● **Short task**: Copy everything in the data below exactly except the pictures.

----------

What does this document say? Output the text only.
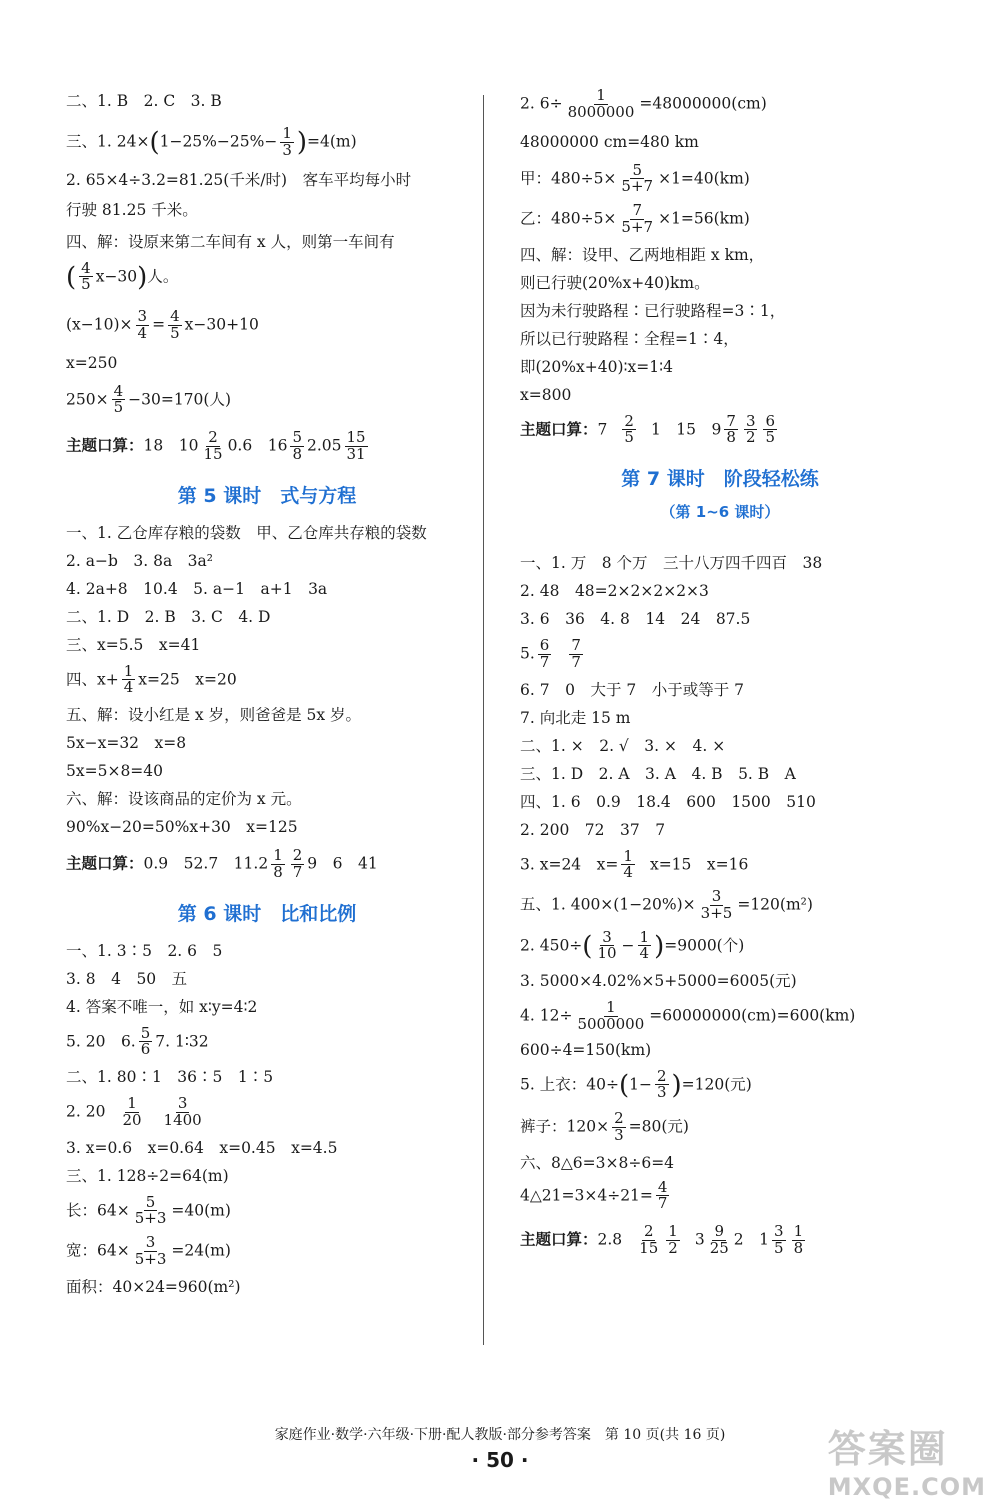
二、1. B　2. C　3. B
三、1. $24\times(1-25\%-25\%- \frac{1}{3} )=4(m)$
2. 65×4÷3.2=81.25(千米/时)　客车平均每小时
行驶 81.25 千米。
四、解：设原来第二车间有 x 人，则第一车间有
( $\frac{4}{5} x-30$)人。
$(x-10)\times \frac{3}{4} = \frac{4}{5} x-30+10$
x=250
$250\times \frac{4}{5} -30=170$(人)
主题口算：18　$10 \frac{2}{15} 0.6$　$16 \frac{5}{8} 2.05 \frac{15}{31}$
第 5 课时　式与方程
一、1. 乙仓库存粮的袋数　甲、乙仓库共存粮的袋数
2. a−b　3. 8a　3a²
4. 2a+8　10.4　5. a−1　a+1　3a
二、1. D　2. B　3. C　4. D
三、x=5.5　x=41
四、$x+ \frac{1}{4} x=25$　x=20
五、解：设小红是 x 岁，则爸爸是 5x 岁。
5x−x=32　x=8
5x=5×8=40
六、解：设该商品的定价为 x 元。
90%x−20=50%x+30　x=125
主题口算：0.9　52.7　$11.2 \frac{1}{8} \frac{2}{7} 9$　6　41
第 6 课时　比和比例
一、1. 3∶5　2. 6　5
3. 8　4　50　五
4. 答案不唯一，如 x∶y=4∶2
5. 20　6. $\frac{5}{6} 7$. 1∶32
二、1. 80∶1　36∶5　1∶5
2. $20 \frac{1}{20} \frac{3}{1400}$
3. x=0.6　x=0.64　x=0.45　x=4.5
三、1. 128÷2=64(m)
长：$64\times \frac{5}{5+3} =40(m)$
宽：$64\times \frac{3}{5+3} =24(m)$
面积：40×24=960(m²)
2. $6\div \frac{1}{8000000} =48000000(cm)$
48000000 cm=480 km
甲：$480\div 5\times \frac{5}{5+7} \times 1=40(km)$
乙：$480\div 5\times \frac{7}{5+7} \times 1=56(km)$
四、解：设甲、乙两地相距 x km，
则已行驶(20%x+40)km。
因为未行驶路程∶已行驶路程=3∶1，
所以已行驶路程∶全程=1∶4，
即(20%x+40)∶x=1∶4
x=800
主题口算：$7 \frac{2}{5} 1$　15　$9 \frac{7}{8} \frac{3}{2} \frac{6}{5}$
第 7 课时　阶段轻松练
（第 1~6 课时）
一、1. 万　8 个万　三十八万四千四百　38
2. 48　48=2×2×2×2×3
3. 6　36　4. 8　14　24　87.5
5. $\frac{6}{7} \frac{7}{7}$
6. 7　0　大于 7　小于或等于 7
7. 向北走 15 m
二、1. ×　2. √　3. ×　4. ×
三、1. D　2. A　3. A　4. B　5. B　A
四、1. 6　0.9　18.4　600　1500　510
2. 200　72　37　7
3. x=24　$x= \frac{1}{4} x=15$　x=16
五、1. $400\times(1-20\%)\times \frac{3}{3+5} =120(m^2)$
2. $450\div( \frac{3}{10} - \frac{1}{4} )=9000$(个)
3. 5000×4.02%×5+5000=6005(元)
4. $12\div \frac{1}{5000000} =60000000(cm)=600(km)$
600÷4=150(km)
5. 上衣：$40\div(1- \frac{2}{3} )=120$(元)
裤子：$120\times \frac{2}{3} =80$(元)
六、8△6=3×8÷6=4
4△21=3×4÷21= $\frac{4}{7}$
主题口算：$2.8 \frac{2}{15} \frac{1}{2} 3 \frac{9}{25} 2$　$1 \frac{3}{5} \frac{1}{8}$
家庭作业·数学·六年级·下册·配人教版·部分参考答案　第 10 页(共 16 页)
· 50 ·	答案圈
MXQE.COM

----------

● **Worked solution**:
What does this document say? Output the text only.
二、1. B　2. C　3. B
三、1. $24\times(1-25\%-25\%- \frac{1}{3} )=4(m)$
2. 65×4÷3.2=81.25(千米/时)　客车平均每小时
行驶 81.25 千米。
四、解：设原来第二车间有 x 人，则第一车间有
( $\frac{4}{5} x-30$)人。
$(x-10)\times \frac{3}{4} = \frac{4}{5} x-30+10$
x=250
$250\times \frac{4}{5} -30=170$(人)
主题口算：18　$10 \frac{2}{15} 0.6$　$16 \frac{5}{8} 2.05 \frac{15}{31}$
第 5 课时　式与方程
一、1. 乙仓库存粮的袋数　甲、乙仓库共存粮的袋数
2. a−b　3. 8a　3a²
4. 2a+8　10.4　5. a−1　a+1　3a
二、1. D　2. B　3. C　4. D
三、x=5.5　x=41
四、$x+ \frac{1}{4} x=25$　x=20
五、解：设小红是 x 岁，则爸爸是 5x 岁。
5x−x=32　x=8
5x=5×8=40
六、解：设该商品的定价为 x 元。
90%x−20=50%x+30　x=125
主题口算：0.9　52.7　$11.2 \frac{1}{8} \frac{2}{7} 9$　6　41
第 6 课时　比和比例
一、1. 3∶5　2. 6　5
3. 8　4　50　五
4. 答案不唯一，如 x∶y=4∶2
5. 20　6. $\frac{5}{6} 7$. 1∶32
二、1. 80∶1　36∶5　1∶5
2. $20 \frac{1}{20} \frac{3}{1400}$
3. x=0.6　x=0.64　x=0.45　x=4.5
三、1. 128÷2=64(m)
长：$64\times \frac{5}{5+3} =40(m)$
宽：$64\times \frac{3}{5+3} =24(m)$
面积：40×24=960(m²)
2. $6\div \frac{1}{8000000} =48000000(cm)$
48000000 cm=480 km
甲：$480\div 5\times \frac{5}{5+7} \times 1=40(km)$
乙：$480\div 5\times \frac{7}{5+7} \times 1=56(km)$
四、解：设甲、乙两地相距 x km，
则已行驶(20%x+40)km。
因为未行驶路程∶已行驶路程=3∶1，
所以已行驶路程∶全程=1∶4，
即(20%x+40)∶x=1∶4
x=800
主题口算：$7 \frac{2}{5} 1$　15　$9 \frac{7}{8} \frac{3}{2} \frac{6}{5}$
第 7 课时　阶段轻松练
（第 1~6 课时）
一、1. 万　8 个万　三十八万四千四百　38
2. 48　48=2×2×2×2×3
3. 6　36　4. 8　14　24　87.5
5. $\frac{6}{7} \frac{7}{7}$
6. 7　0　大于 7　小于或等于 7
7. 向北走 15 m
二、1. ×　2. √　3. ×　4. ×
三、1. D　2. A　3. A　4. B　5. B　A
四、1. 6　0.9　18.4　600　1500　510
2. 200　72　37　7
3. x=24　$x= \frac{1}{4} x=15$　x=16
五、1. $400\times(1-20\%)\times \frac{3}{3+5} =120(m^2)$
2. $450\div( \frac{3}{10} - \frac{1}{4} )=9000$(个)
3. 5000×4.02%×5+5000=6005(元)
4. $12\div \frac{1}{5000000} =60000000(cm)=600(km)$
600÷4=150(km)
5. 上衣：$40\div(1- \frac{2}{3} )=120$(元)
裤子：$120\times \frac{2}{3} =80$(元)
六、8△6=3×8÷6=4
4△21=3×4÷21= $\frac{4}{7}$
主题口算：$2.8 \frac{2}{15} \frac{1}{2} 3 \frac{9}{25} 2$　$1 \frac{3}{5} \frac{1}{8}$
家庭作业·数学·六年级·下册·配人教版·部分参考答案　第 10 页(共 16 页)
· 50 ·	答案圈
MXQE.COM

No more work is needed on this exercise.